*** Opening of Page excerpt ***
Top 10 Most Useful C++17 Features for Real‑World Code
After a year of using C++17 in production, the author lists the ten most practical language features—grouped into syntax sugar, performance boosts, and type‑system enhancements—explaining their benefits, pitfalls, and providing concrete code examples for each.
Syntax sugar
Structured bindings allow unpacking arrays, tuples or structs directly into variables, which simplifies map iteration. Example:
// pre‑C++17
for (const auto &kv : map) {
const auto &key = kv.first;
const auto &value = kv.second;
// ...
}
// C++17
for (const auto &[key, value] : map) {
// ...
}Note: GCC permits capturing the bindings in a lambda, while Clang requires an explicit reference capture; the restriction is removed in C++20.
*** Close of Page excerpt ***
*** Opening of Record excerpts ***
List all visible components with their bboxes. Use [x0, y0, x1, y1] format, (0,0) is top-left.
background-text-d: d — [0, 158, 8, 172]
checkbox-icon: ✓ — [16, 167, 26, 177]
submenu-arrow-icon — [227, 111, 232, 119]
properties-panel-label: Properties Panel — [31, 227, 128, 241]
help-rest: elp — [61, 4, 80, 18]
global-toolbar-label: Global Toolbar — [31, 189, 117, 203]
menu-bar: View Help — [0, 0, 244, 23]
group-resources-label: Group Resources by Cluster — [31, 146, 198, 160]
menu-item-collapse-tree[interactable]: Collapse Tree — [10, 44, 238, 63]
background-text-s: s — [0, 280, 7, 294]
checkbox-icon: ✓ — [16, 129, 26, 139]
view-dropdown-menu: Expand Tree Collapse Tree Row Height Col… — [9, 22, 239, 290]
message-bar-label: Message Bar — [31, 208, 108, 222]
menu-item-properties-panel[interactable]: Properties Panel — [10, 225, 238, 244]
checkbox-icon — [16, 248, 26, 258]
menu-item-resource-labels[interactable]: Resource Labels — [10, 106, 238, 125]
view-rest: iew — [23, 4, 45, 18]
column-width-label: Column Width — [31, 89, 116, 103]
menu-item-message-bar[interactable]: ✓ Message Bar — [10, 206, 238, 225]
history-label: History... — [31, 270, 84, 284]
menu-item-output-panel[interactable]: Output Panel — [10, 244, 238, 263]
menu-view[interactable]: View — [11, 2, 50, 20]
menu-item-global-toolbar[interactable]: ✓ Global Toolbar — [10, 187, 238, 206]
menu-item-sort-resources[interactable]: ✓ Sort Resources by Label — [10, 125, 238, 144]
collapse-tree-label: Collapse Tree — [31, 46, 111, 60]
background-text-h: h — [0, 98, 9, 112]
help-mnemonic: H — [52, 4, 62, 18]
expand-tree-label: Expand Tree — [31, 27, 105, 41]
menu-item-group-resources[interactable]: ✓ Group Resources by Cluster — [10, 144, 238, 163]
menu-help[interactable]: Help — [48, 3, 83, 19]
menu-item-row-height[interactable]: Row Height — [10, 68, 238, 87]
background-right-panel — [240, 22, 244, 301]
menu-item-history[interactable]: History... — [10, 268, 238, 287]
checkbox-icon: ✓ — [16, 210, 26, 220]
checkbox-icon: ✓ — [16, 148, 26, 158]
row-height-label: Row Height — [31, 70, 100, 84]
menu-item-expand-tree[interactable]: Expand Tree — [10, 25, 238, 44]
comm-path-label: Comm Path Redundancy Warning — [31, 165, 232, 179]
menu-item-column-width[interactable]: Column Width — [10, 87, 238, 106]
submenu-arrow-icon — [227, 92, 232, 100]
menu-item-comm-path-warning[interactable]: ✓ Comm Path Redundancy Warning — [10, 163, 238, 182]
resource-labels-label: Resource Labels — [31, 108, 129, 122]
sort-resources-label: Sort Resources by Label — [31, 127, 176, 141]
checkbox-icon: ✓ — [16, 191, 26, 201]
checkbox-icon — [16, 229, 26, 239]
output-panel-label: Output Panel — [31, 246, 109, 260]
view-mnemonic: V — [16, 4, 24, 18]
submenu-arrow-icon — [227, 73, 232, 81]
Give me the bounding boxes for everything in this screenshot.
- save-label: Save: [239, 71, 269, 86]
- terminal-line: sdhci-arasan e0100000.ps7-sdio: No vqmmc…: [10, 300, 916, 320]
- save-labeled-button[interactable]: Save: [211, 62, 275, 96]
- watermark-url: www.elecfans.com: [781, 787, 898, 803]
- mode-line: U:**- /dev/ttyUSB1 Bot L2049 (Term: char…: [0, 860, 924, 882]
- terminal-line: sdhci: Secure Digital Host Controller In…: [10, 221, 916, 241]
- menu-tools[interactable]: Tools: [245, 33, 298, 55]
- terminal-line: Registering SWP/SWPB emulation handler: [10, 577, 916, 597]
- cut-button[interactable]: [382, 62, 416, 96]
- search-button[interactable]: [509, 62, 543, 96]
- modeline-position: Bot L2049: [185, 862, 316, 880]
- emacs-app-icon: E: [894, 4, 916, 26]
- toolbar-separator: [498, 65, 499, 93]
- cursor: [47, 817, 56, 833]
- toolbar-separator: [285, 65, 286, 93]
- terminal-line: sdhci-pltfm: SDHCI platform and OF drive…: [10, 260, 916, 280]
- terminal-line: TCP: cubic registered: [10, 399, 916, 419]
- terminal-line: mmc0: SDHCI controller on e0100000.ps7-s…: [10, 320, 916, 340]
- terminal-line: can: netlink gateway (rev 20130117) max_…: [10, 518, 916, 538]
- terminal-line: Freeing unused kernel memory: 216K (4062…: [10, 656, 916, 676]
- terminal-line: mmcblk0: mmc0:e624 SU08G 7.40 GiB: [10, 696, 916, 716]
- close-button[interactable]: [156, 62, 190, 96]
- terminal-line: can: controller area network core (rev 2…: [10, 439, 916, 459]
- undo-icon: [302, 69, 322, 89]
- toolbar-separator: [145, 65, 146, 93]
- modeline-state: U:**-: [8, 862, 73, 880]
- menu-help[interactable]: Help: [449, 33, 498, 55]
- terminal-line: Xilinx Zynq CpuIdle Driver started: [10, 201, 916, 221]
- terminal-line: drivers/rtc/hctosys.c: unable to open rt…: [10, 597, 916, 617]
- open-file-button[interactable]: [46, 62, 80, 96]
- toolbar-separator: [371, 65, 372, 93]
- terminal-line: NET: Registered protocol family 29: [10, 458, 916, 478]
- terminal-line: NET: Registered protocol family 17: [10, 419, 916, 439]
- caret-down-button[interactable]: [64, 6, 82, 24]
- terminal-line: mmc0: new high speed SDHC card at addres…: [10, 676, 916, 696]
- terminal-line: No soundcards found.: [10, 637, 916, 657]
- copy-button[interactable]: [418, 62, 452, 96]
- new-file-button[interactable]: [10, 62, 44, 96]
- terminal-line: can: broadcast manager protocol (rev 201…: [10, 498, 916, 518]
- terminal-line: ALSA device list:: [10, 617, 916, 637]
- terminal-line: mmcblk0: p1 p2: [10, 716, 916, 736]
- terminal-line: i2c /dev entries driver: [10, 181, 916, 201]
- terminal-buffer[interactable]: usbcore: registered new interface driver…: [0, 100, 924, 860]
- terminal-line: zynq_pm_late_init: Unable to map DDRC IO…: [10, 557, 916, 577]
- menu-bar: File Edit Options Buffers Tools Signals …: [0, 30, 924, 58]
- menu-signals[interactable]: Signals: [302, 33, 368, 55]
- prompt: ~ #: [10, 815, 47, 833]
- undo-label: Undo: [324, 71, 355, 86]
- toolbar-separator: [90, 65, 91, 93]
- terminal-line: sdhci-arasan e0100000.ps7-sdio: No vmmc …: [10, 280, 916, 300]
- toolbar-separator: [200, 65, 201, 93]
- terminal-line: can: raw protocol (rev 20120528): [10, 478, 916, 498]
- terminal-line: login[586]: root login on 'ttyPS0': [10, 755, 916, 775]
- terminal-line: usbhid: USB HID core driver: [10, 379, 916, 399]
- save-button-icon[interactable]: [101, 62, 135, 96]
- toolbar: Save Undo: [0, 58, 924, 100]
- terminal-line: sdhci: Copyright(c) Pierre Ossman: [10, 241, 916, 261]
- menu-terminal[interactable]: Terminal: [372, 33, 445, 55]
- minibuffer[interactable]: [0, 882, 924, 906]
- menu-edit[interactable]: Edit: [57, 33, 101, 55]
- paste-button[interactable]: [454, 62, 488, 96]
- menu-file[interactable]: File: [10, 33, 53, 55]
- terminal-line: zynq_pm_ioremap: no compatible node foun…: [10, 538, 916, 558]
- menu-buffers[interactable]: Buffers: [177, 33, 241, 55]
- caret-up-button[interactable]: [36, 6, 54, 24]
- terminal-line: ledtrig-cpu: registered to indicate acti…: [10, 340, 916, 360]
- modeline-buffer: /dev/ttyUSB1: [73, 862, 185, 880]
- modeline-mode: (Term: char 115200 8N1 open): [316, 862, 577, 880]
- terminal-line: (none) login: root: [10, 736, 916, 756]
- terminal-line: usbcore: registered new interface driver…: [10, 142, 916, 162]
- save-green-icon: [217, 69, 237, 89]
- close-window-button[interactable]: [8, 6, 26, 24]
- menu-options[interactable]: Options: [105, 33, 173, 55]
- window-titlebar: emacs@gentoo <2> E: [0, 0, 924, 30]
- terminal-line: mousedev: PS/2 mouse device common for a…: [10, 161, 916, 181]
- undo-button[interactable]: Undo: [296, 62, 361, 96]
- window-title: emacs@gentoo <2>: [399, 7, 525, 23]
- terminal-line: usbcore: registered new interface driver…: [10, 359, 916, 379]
*** Close of Record excerpts ***
From the C++17 features article, write out the passage that begins at the words "Top 10 Most" and stops after "examples for each.".

Your solution ->
Top 10 Most Useful C++17 Features for Real‑World Code
After a year of using C++17 in production, the author lists the ten most practical language features—grouped into syntax sugar, performance boosts, and type‑system enhancements—explaining their benefits, pitfalls, and providing concrete code examples for each.